(TASK) Below are records; state how many of their lines hold the word "中国共产党纪律处分条例", and give only the figure.

Part of a data file:
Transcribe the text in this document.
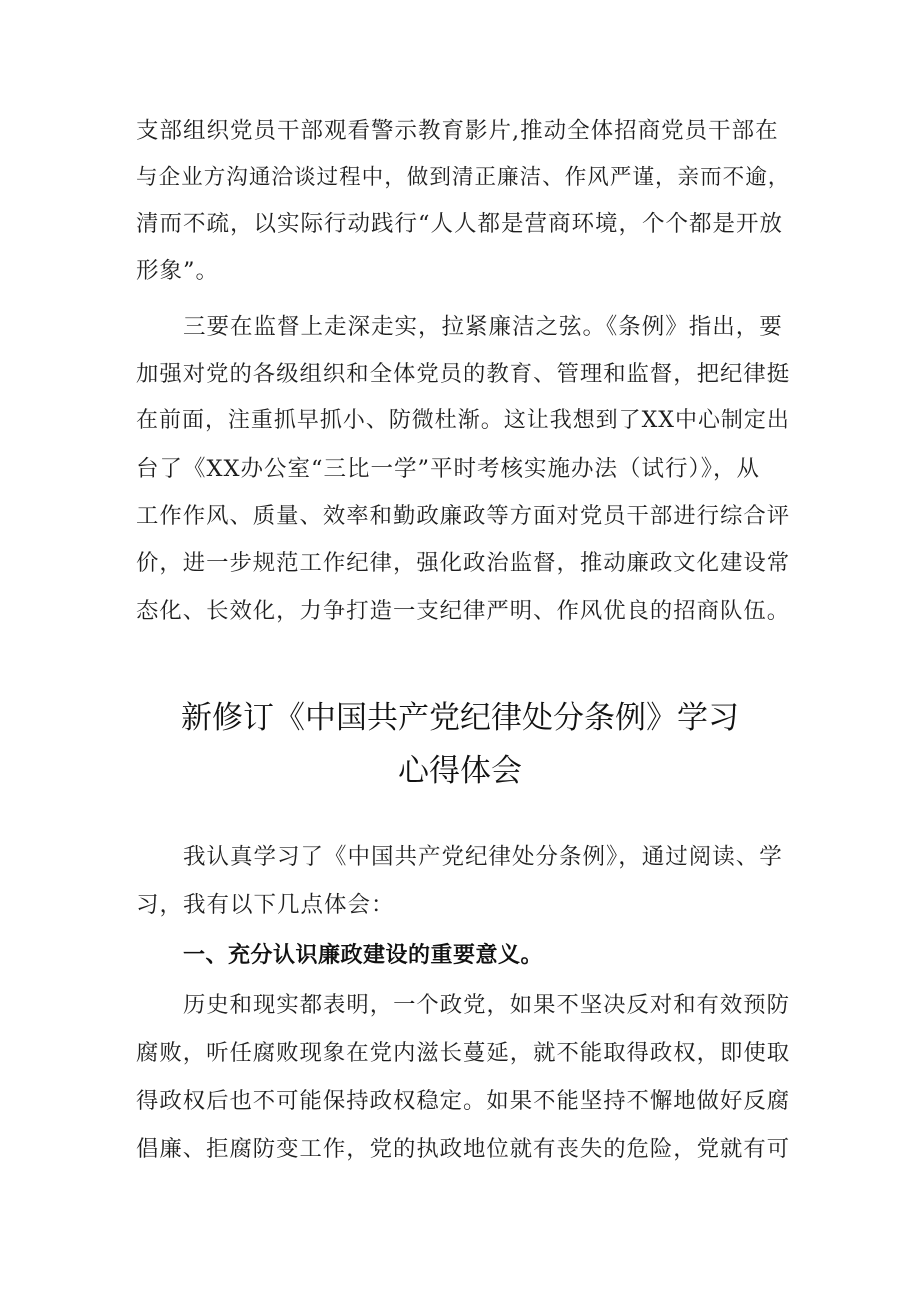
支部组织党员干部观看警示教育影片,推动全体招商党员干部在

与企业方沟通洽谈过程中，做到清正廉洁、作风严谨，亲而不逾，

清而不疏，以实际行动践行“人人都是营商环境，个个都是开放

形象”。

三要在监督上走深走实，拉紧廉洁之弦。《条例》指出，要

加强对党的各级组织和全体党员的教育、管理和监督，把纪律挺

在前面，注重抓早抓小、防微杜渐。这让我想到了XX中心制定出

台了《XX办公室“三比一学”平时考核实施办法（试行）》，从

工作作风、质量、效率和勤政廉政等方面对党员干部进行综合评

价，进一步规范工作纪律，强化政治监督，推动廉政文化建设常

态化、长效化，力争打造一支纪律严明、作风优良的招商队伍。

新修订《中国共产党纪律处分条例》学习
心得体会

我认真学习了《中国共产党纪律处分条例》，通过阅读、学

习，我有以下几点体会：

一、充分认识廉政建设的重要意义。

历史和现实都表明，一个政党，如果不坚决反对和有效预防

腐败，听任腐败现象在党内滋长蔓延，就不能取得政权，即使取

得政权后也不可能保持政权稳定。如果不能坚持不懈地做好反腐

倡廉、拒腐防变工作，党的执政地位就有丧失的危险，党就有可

(EXPECTED ANSWER) 2